Begin MATERIAL FOR THIS TASK
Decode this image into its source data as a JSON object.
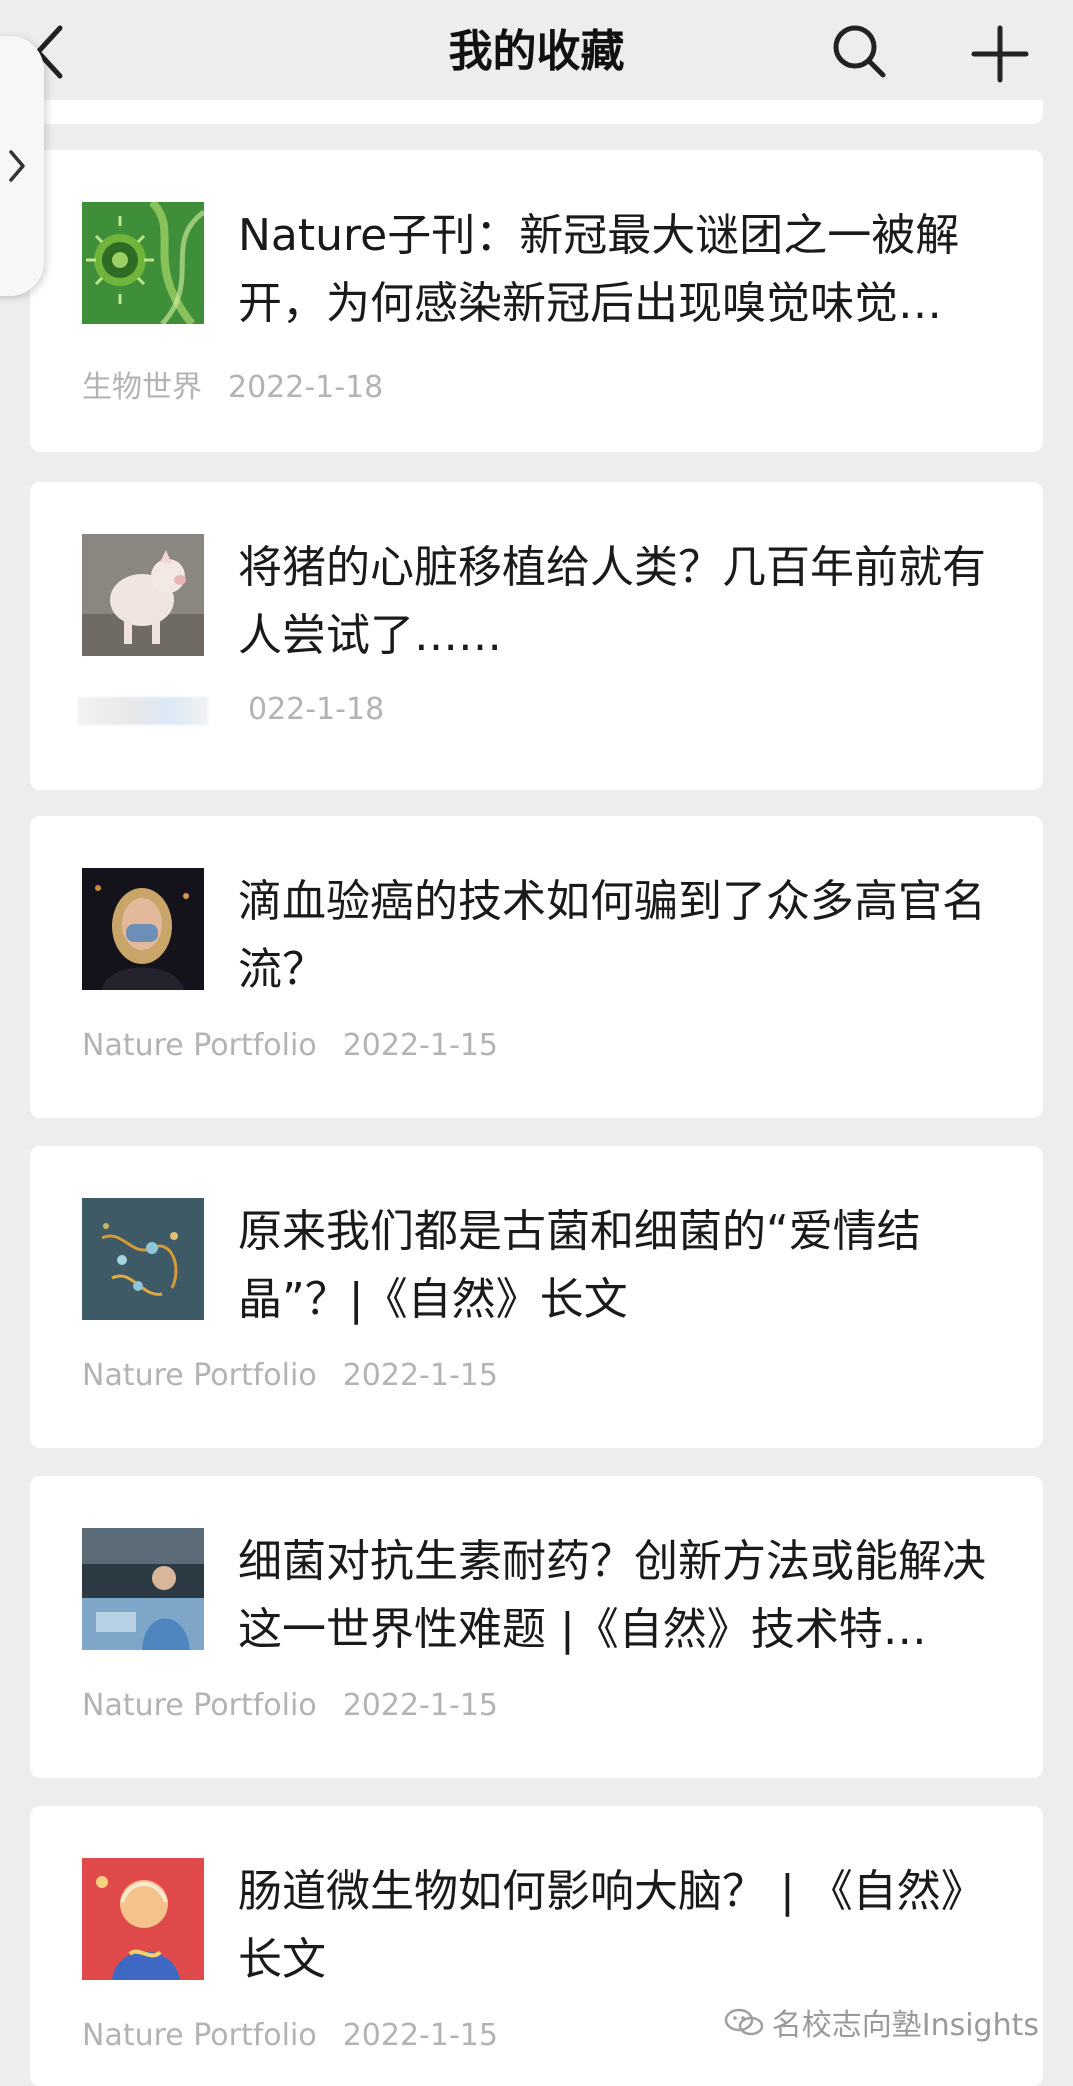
{
  "header": {
    "title": "我的收藏"
  },
  "items": [
    {
      "title": "Nature子刊：新冠最大谜团之一被解开，为何感染新冠后出现嗅觉味觉…",
      "source": "生物世界",
      "date": "2022-1-18"
    },
    {
      "title": "将猪的心脏移植给人类？几百年前就有人尝试了……",
      "source": "",
      "date": "022-1-18"
    },
    {
      "title": "滴血验癌的技术如何骗到了众多高官名流？",
      "source": "Nature Portfolio",
      "date": "2022-1-15"
    },
    {
      "title": "原来我们都是古菌和细菌的“爱情结晶”？|《自然》长文",
      "source": "Nature Portfolio",
      "date": "2022-1-15"
    },
    {
      "title": "细菌对抗生素耐药？创新方法或能解决这一世界性难题 |《自然》技术特…",
      "source": "Nature Portfolio",
      "date": "2022-1-15"
    },
    {
      "title": "肠道微生物如何影响大脑？ | 《自然》长文",
      "source": "Nature Portfolio",
      "date": "2022-1-15"
    }
  ],
  "watermark": {
    "text": "名校志向塾Insights"
  }
}
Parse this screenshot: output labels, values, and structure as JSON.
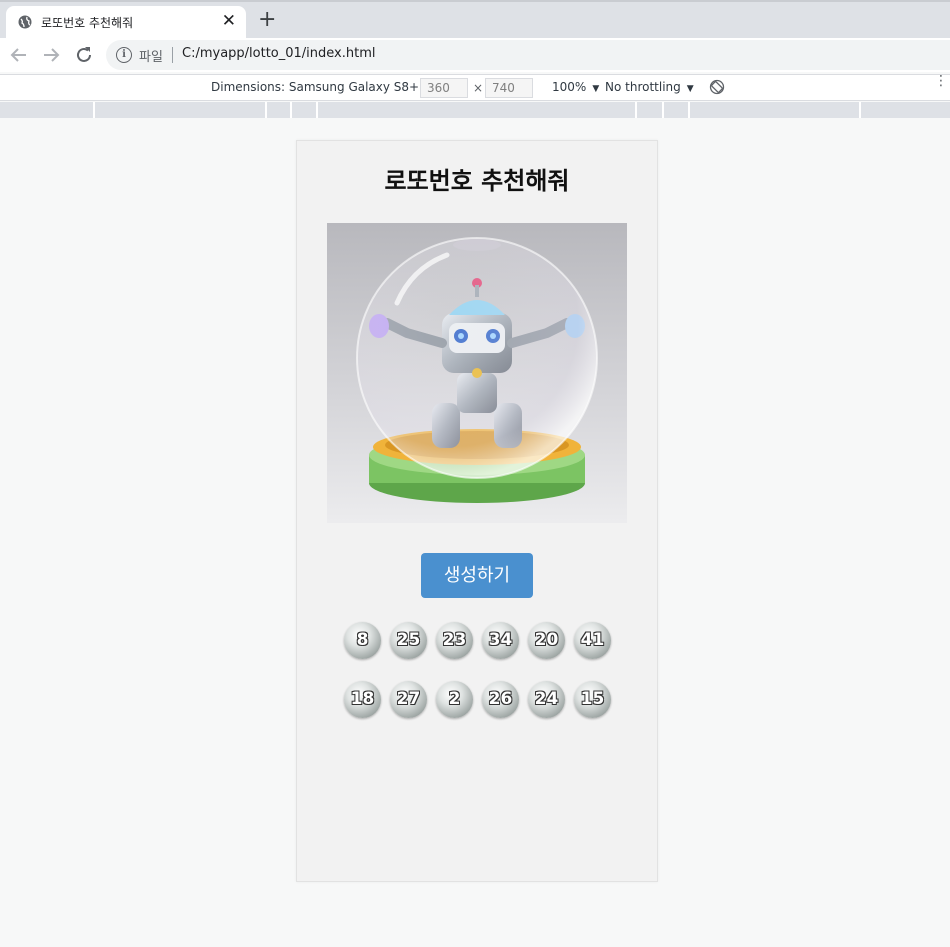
{
  "browser": {
    "tab_title": "로또번호 추천해줘",
    "tab_close": "✕",
    "new_tab": "+",
    "file_label": "파일",
    "url": "C:/myapp/lotto_01/index.html"
  },
  "devtools": {
    "dimensions_label": "Dimensions: Samsung Galaxy S8+",
    "width": "360",
    "height": "740",
    "times": "×",
    "zoom": "100%",
    "throttling": "No throttling",
    "caret": "▼",
    "more": "⋮"
  },
  "page": {
    "title": "로또번호 추천해줘",
    "button_label": "생성하기",
    "numbers_row1": [
      "8",
      "25",
      "23",
      "34",
      "20",
      "41"
    ],
    "numbers_row2": [
      "18",
      "27",
      "2",
      "26",
      "24",
      "15"
    ]
  },
  "colors": {
    "button": "#4a90cf",
    "page_bg": "#f2f2f2"
  },
  "icons": {
    "tab": "globe-icon",
    "back": "arrow-back-icon",
    "forward": "arrow-forward-icon",
    "reload": "reload-icon",
    "info": "info-icon",
    "rotate": "rotate-icon"
  }
}
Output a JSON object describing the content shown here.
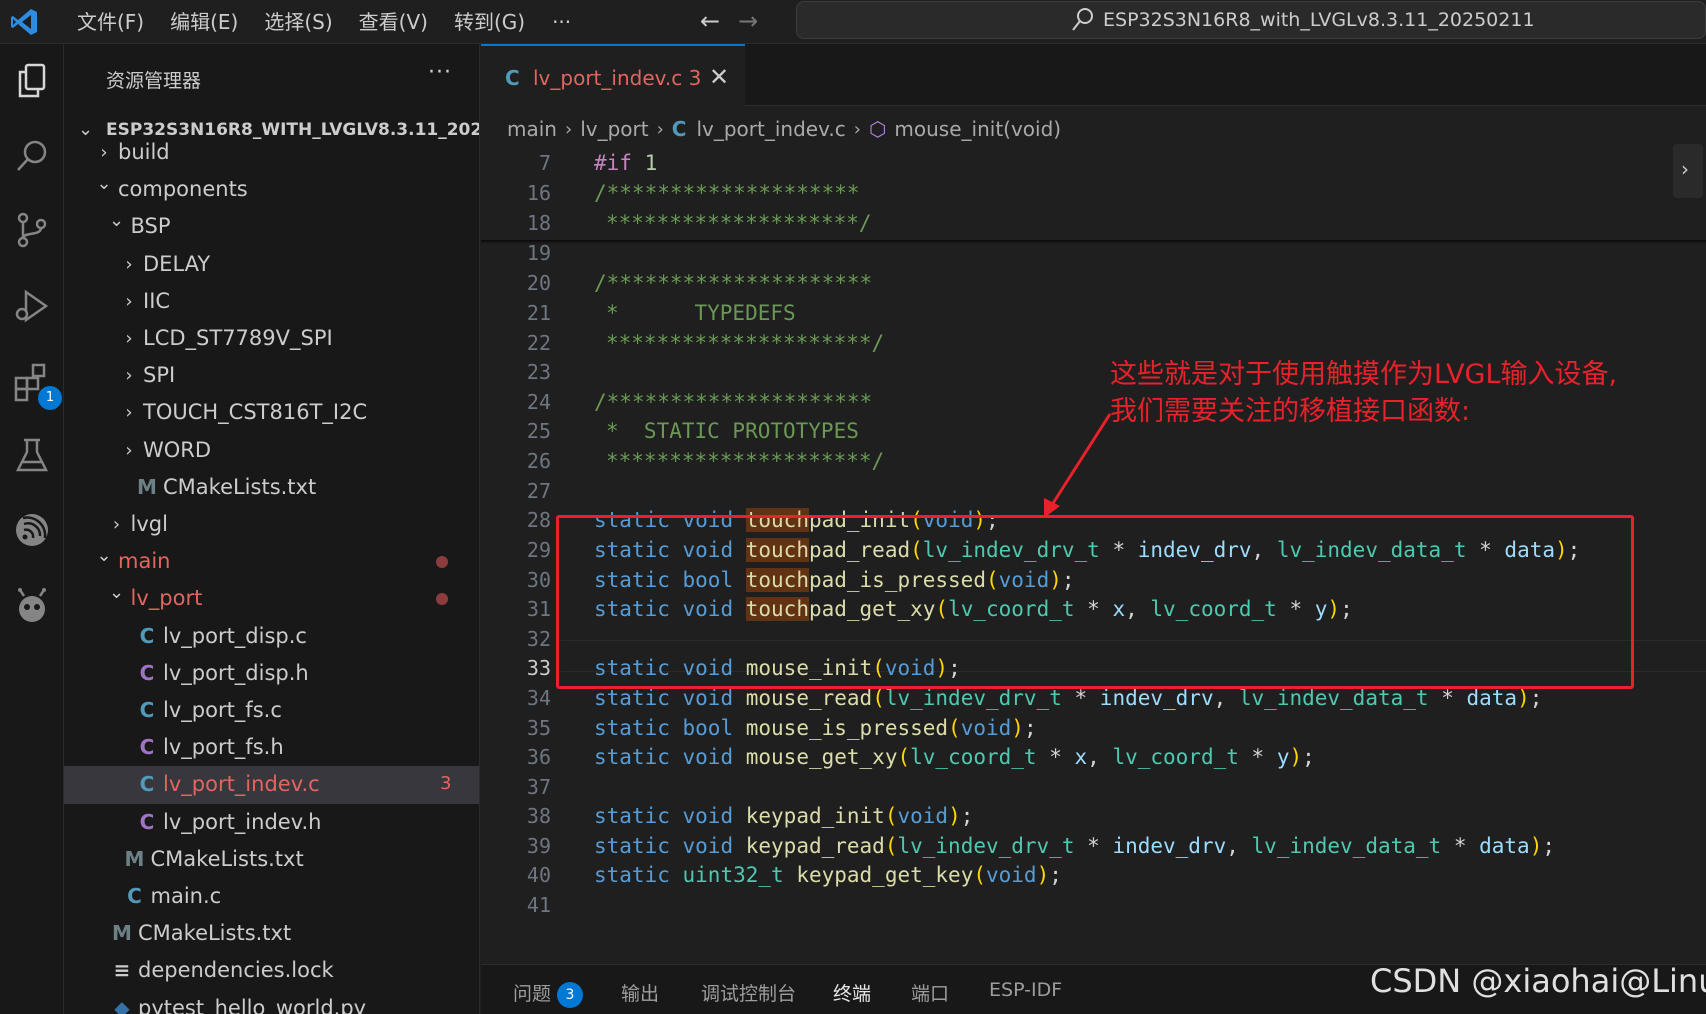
End MATERIAL FOR THIS TASK
=== TASK DESCRIPTION ===
Quote the preceding listing precisely and completely, omitting its images.

=== IN RESPONSE ===
Decode this image into its source data as a JSON object.
{
  "header": {
    "title": "我的收藏"
  },
  "items": [
    {
      "title": "Nature子刊：新冠最大谜团之一被解开，为何感染新冠后出现嗅觉味觉…",
      "source": "生物世界",
      "date": "2022-1-18"
    },
    {
      "title": "将猪的心脏移植给人类？几百年前就有人尝试了……",
      "source": "",
      "date": "022-1-18"
    },
    {
      "title": "滴血验癌的技术如何骗到了众多高官名流？",
      "source": "Nature Portfolio",
      "date": "2022-1-15"
    },
    {
      "title": "原来我们都是古菌和细菌的“爱情结晶”？|《自然》长文",
      "source": "Nature Portfolio",
      "date": "2022-1-15"
    },
    {
      "title": "细菌对抗生素耐药？创新方法或能解决这一世界性难题 |《自然》技术特…",
      "source": "Nature Portfolio",
      "date": "2022-1-15"
    },
    {
      "title": "肠道微生物如何影响大脑？ | 《自然》长文",
      "source": "Nature Portfolio",
      "date": "2022-1-15"
    }
  ],
  "watermark": {
    "text": "名校志向塾Insights"
  }
}
Parse this screenshot: output labels, values, and structure as JSON.
{
  "browser": {
    "tab_title": "로또번호 추천해줘",
    "tab_close": "✕",
    "new_tab": "+",
    "file_label": "파일",
    "url": "C:/myapp/lotto_01/index.html"
  },
  "devtools": {
    "dimensions_label": "Dimensions: Samsung Galaxy S8+",
    "width": "360",
    "height": "740",
    "times": "×",
    "zoom": "100%",
    "throttling": "No throttling",
    "caret": "▼",
    "more": "⋮"
  },
  "page": {
    "title": "로또번호 추천해줘",
    "button_label": "생성하기",
    "numbers_row1": [
      "8",
      "25",
      "23",
      "34",
      "20",
      "41"
    ],
    "numbers_row2": [
      "18",
      "27",
      "2",
      "26",
      "24",
      "15"
    ]
  },
  "colors": {
    "button": "#4a90cf",
    "page_bg": "#f2f2f2"
  },
  "icons": {
    "tab": "globe-icon",
    "back": "arrow-back-icon",
    "forward": "arrow-forward-icon",
    "reload": "reload-icon",
    "info": "info-icon",
    "rotate": "rotate-icon"
  }
}
Output a JSON object describing the content shown here.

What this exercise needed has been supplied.